Could you write out every entry exactly as it stands?

┌─ The input

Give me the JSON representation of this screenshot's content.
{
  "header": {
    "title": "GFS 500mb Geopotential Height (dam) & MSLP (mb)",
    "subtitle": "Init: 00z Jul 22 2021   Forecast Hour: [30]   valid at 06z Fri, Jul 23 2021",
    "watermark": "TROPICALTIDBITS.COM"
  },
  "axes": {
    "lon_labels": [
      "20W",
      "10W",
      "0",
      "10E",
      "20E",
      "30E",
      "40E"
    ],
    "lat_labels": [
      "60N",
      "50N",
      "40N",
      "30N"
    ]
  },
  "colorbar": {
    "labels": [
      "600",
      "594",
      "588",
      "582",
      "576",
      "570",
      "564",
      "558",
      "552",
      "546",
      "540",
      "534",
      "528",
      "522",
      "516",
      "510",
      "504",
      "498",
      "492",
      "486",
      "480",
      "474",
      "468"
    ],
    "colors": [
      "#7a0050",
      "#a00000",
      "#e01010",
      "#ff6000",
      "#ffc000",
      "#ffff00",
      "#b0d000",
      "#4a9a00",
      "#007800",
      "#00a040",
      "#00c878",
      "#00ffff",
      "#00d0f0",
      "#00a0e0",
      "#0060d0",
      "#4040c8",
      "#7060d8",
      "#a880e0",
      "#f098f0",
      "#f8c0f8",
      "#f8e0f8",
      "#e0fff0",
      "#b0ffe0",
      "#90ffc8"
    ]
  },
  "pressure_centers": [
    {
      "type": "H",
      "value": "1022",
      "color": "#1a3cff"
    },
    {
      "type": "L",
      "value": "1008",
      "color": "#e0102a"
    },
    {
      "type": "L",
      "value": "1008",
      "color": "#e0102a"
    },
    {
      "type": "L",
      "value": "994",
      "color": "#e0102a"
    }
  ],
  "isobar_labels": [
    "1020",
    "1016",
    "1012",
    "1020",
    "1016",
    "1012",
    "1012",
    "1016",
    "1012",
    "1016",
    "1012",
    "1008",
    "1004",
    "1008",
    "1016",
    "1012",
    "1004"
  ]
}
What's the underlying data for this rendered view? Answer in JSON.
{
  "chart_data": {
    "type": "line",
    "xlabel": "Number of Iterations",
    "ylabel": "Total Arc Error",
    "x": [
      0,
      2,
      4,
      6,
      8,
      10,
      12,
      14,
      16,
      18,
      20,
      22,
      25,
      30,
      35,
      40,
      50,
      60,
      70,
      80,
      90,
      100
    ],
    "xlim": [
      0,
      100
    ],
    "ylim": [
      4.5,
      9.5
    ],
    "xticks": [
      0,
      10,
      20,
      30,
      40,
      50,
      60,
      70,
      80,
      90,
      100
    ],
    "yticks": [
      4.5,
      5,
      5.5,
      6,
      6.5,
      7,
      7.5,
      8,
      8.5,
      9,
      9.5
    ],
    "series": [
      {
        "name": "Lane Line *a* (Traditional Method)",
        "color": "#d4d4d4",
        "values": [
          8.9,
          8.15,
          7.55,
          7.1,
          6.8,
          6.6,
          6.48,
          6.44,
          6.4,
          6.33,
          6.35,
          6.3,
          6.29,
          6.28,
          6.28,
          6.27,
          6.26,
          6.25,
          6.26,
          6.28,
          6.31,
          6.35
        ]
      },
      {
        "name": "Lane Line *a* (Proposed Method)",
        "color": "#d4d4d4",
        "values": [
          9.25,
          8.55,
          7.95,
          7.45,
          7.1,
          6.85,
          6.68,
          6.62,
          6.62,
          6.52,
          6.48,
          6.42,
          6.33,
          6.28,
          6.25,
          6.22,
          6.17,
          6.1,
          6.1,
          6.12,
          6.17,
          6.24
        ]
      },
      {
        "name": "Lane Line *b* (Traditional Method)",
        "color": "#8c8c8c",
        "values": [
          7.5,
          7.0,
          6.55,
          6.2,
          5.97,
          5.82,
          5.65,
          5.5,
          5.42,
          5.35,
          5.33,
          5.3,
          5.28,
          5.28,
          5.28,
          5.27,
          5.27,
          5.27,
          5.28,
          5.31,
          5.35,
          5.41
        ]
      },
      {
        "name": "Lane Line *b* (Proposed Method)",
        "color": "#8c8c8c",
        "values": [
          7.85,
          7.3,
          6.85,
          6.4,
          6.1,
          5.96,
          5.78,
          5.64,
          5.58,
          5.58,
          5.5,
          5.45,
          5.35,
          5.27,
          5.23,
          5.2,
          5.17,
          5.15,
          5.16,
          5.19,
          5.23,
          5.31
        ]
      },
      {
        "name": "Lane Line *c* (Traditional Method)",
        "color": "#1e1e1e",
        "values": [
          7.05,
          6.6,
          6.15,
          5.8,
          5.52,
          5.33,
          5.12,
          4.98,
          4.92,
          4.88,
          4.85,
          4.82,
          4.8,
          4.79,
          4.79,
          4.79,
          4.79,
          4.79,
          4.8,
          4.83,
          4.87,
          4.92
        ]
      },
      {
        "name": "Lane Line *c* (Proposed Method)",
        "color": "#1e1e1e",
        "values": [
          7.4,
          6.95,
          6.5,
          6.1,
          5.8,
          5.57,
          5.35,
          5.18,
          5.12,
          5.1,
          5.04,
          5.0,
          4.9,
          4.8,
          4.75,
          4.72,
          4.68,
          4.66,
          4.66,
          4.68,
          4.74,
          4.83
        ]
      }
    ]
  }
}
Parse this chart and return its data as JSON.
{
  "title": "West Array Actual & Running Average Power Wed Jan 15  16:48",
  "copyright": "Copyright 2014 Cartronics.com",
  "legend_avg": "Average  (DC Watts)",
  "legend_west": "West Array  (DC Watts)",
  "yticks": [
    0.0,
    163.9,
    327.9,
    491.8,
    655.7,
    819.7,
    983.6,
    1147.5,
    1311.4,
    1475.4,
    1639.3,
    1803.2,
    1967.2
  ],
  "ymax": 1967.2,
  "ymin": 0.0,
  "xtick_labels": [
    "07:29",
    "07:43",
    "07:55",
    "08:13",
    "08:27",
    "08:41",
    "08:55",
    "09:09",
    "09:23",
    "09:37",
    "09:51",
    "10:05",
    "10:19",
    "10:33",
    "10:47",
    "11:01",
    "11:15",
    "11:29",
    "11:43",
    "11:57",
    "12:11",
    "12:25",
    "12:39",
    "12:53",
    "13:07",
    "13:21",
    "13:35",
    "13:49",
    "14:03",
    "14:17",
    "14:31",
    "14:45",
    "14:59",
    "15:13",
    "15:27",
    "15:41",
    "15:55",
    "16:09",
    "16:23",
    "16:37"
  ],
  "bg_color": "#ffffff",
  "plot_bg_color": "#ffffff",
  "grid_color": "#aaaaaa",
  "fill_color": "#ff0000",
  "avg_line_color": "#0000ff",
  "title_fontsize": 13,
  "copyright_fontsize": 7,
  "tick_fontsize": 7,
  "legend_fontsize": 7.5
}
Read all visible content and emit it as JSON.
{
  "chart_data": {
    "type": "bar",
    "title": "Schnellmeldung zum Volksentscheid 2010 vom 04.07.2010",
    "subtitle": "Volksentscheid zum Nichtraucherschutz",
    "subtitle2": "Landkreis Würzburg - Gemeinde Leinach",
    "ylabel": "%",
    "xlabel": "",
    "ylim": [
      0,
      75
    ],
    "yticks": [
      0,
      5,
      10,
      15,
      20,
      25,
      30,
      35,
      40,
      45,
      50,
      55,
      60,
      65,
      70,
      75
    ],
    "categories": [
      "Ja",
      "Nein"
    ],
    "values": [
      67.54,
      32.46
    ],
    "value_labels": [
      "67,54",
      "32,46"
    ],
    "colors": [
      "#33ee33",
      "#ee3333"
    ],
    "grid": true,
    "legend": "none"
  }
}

└─

Answer in full »
Give me the JSON representation of this screenshot's content.
{
  "header": {
    "title": "GFS 500mb Geopotential Height (dam) & MSLP (mb)",
    "subtitle": "Init: 00z Jul 22 2021   Forecast Hour: [30]   valid at 06z Fri, Jul 23 2021",
    "watermark": "TROPICALTIDBITS.COM"
  },
  "axes": {
    "lon_labels": [
      "20W",
      "10W",
      "0",
      "10E",
      "20E",
      "30E",
      "40E"
    ],
    "lat_labels": [
      "60N",
      "50N",
      "40N",
      "30N"
    ]
  },
  "colorbar": {
    "labels": [
      "600",
      "594",
      "588",
      "582",
      "576",
      "570",
      "564",
      "558",
      "552",
      "546",
      "540",
      "534",
      "528",
      "522",
      "516",
      "510",
      "504",
      "498",
      "492",
      "486",
      "480",
      "474",
      "468"
    ],
    "colors": [
      "#7a0050",
      "#a00000",
      "#e01010",
      "#ff6000",
      "#ffc000",
      "#ffff00",
      "#b0d000",
      "#4a9a00",
      "#007800",
      "#00a040",
      "#00c878",
      "#00ffff",
      "#00d0f0",
      "#00a0e0",
      "#0060d0",
      "#4040c8",
      "#7060d8",
      "#a880e0",
      "#f098f0",
      "#f8c0f8",
      "#f8e0f8",
      "#e0fff0",
      "#b0ffe0",
      "#90ffc8"
    ]
  },
  "pressure_centers": [
    {
      "type": "H",
      "value": "1022",
      "color": "#1a3cff"
    },
    {
      "type": "L",
      "value": "1008",
      "color": "#e0102a"
    },
    {
      "type": "L",
      "value": "1008",
      "color": "#e0102a"
    },
    {
      "type": "L",
      "value": "994",
      "color": "#e0102a"
    }
  ],
  "isobar_labels": [
    "1020",
    "1016",
    "1012",
    "1020",
    "1016",
    "1012",
    "1012",
    "1016",
    "1012",
    "1016",
    "1012",
    "1008",
    "1004",
    "1008",
    "1016",
    "1012",
    "1004"
  ]
}
What's the underlying data for this rendered view? Answer in JSON.
{
  "chart_data": {
    "type": "line",
    "xlabel": "Number of Iterations",
    "ylabel": "Total Arc Error",
    "x": [
      0,
      2,
      4,
      6,
      8,
      10,
      12,
      14,
      16,
      18,
      20,
      22,
      25,
      30,
      35,
      40,
      50,
      60,
      70,
      80,
      90,
      100
    ],
    "xlim": [
      0,
      100
    ],
    "ylim": [
      4.5,
      9.5
    ],
    "xticks": [
      0,
      10,
      20,
      30,
      40,
      50,
      60,
      70,
      80,
      90,
      100
    ],
    "yticks": [
      4.5,
      5,
      5.5,
      6,
      6.5,
      7,
      7.5,
      8,
      8.5,
      9,
      9.5
    ],
    "series": [
      {
        "name": "Lane Line *a* (Traditional Method)",
        "color": "#d4d4d4",
        "values": [
          8.9,
          8.15,
          7.55,
          7.1,
          6.8,
          6.6,
          6.48,
          6.44,
          6.4,
          6.33,
          6.35,
          6.3,
          6.29,
          6.28,
          6.28,
          6.27,
          6.26,
          6.25,
          6.26,
          6.28,
          6.31,
          6.35
        ]
      },
      {
        "name": "Lane Line *a* (Proposed Method)",
        "color": "#d4d4d4",
        "values": [
          9.25,
          8.55,
          7.95,
          7.45,
          7.1,
          6.85,
          6.68,
          6.62,
          6.62,
          6.52,
          6.48,
          6.42,
          6.33,
          6.28,
          6.25,
          6.22,
          6.17,
          6.1,
          6.1,
          6.12,
          6.17,
          6.24
        ]
      },
      {
        "name": "Lane Line *b* (Traditional Method)",
        "color": "#8c8c8c",
        "values": [
          7.5,
          7.0,
          6.55,
          6.2,
          5.97,
          5.82,
          5.65,
          5.5,
          5.42,
          5.35,
          5.33,
          5.3,
          5.28,
          5.28,
          5.28,
          5.27,
          5.27,
          5.27,
          5.28,
          5.31,
          5.35,
          5.41
        ]
      },
      {
        "name": "Lane Line *b* (Proposed Method)",
        "color": "#8c8c8c",
        "values": [
          7.85,
          7.3,
          6.85,
          6.4,
          6.1,
          5.96,
          5.78,
          5.64,
          5.58,
          5.58,
          5.5,
          5.45,
          5.35,
          5.27,
          5.23,
          5.2,
          5.17,
          5.15,
          5.16,
          5.19,
          5.23,
          5.31
        ]
      },
      {
        "name": "Lane Line *c* (Traditional Method)",
        "color": "#1e1e1e",
        "values": [
          7.05,
          6.6,
          6.15,
          5.8,
          5.52,
          5.33,
          5.12,
          4.98,
          4.92,
          4.88,
          4.85,
          4.82,
          4.8,
          4.79,
          4.79,
          4.79,
          4.79,
          4.79,
          4.8,
          4.83,
          4.87,
          4.92
        ]
      },
      {
        "name": "Lane Line *c* (Proposed Method)",
        "color": "#1e1e1e",
        "values": [
          7.4,
          6.95,
          6.5,
          6.1,
          5.8,
          5.57,
          5.35,
          5.18,
          5.12,
          5.1,
          5.04,
          5.0,
          4.9,
          4.8,
          4.75,
          4.72,
          4.68,
          4.66,
          4.66,
          4.68,
          4.74,
          4.83
        ]
      }
    ]
  }
}
Parse this chart and return its data as JSON.
{
  "title": "West Array Actual & Running Average Power Wed Jan 15  16:48",
  "copyright": "Copyright 2014 Cartronics.com",
  "legend_avg": "Average  (DC Watts)",
  "legend_west": "West Array  (DC Watts)",
  "yticks": [
    0.0,
    163.9,
    327.9,
    491.8,
    655.7,
    819.7,
    983.6,
    1147.5,
    1311.4,
    1475.4,
    1639.3,
    1803.2,
    1967.2
  ],
  "ymax": 1967.2,
  "ymin": 0.0,
  "xtick_labels": [
    "07:29",
    "07:43",
    "07:55",
    "08:13",
    "08:27",
    "08:41",
    "08:55",
    "09:09",
    "09:23",
    "09:37",
    "09:51",
    "10:05",
    "10:19",
    "10:33",
    "10:47",
    "11:01",
    "11:15",
    "11:29",
    "11:43",
    "11:57",
    "12:11",
    "12:25",
    "12:39",
    "12:53",
    "13:07",
    "13:21",
    "13:35",
    "13:49",
    "14:03",
    "14:17",
    "14:31",
    "14:45",
    "14:59",
    "15:13",
    "15:27",
    "15:41",
    "15:55",
    "16:09",
    "16:23",
    "16:37"
  ],
  "bg_color": "#ffffff",
  "plot_bg_color": "#ffffff",
  "grid_color": "#aaaaaa",
  "fill_color": "#ff0000",
  "avg_line_color": "#0000ff",
  "title_fontsize": 13,
  "copyright_fontsize": 7,
  "tick_fontsize": 7,
  "legend_fontsize": 7.5
}
Read all visible content and emit it as JSON.
{
  "chart_data": {
    "type": "bar",
    "title": "Schnellmeldung zum Volksentscheid 2010 vom 04.07.2010",
    "subtitle": "Volksentscheid zum Nichtraucherschutz",
    "subtitle2": "Landkreis Würzburg - Gemeinde Leinach",
    "ylabel": "%",
    "xlabel": "",
    "ylim": [
      0,
      75
    ],
    "yticks": [
      0,
      5,
      10,
      15,
      20,
      25,
      30,
      35,
      40,
      45,
      50,
      55,
      60,
      65,
      70,
      75
    ],
    "categories": [
      "Ja",
      "Nein"
    ],
    "values": [
      67.54,
      32.46
    ],
    "value_labels": [
      "67,54",
      "32,46"
    ],
    "colors": [
      "#33ee33",
      "#ee3333"
    ],
    "grid": true,
    "legend": "none"
  }
}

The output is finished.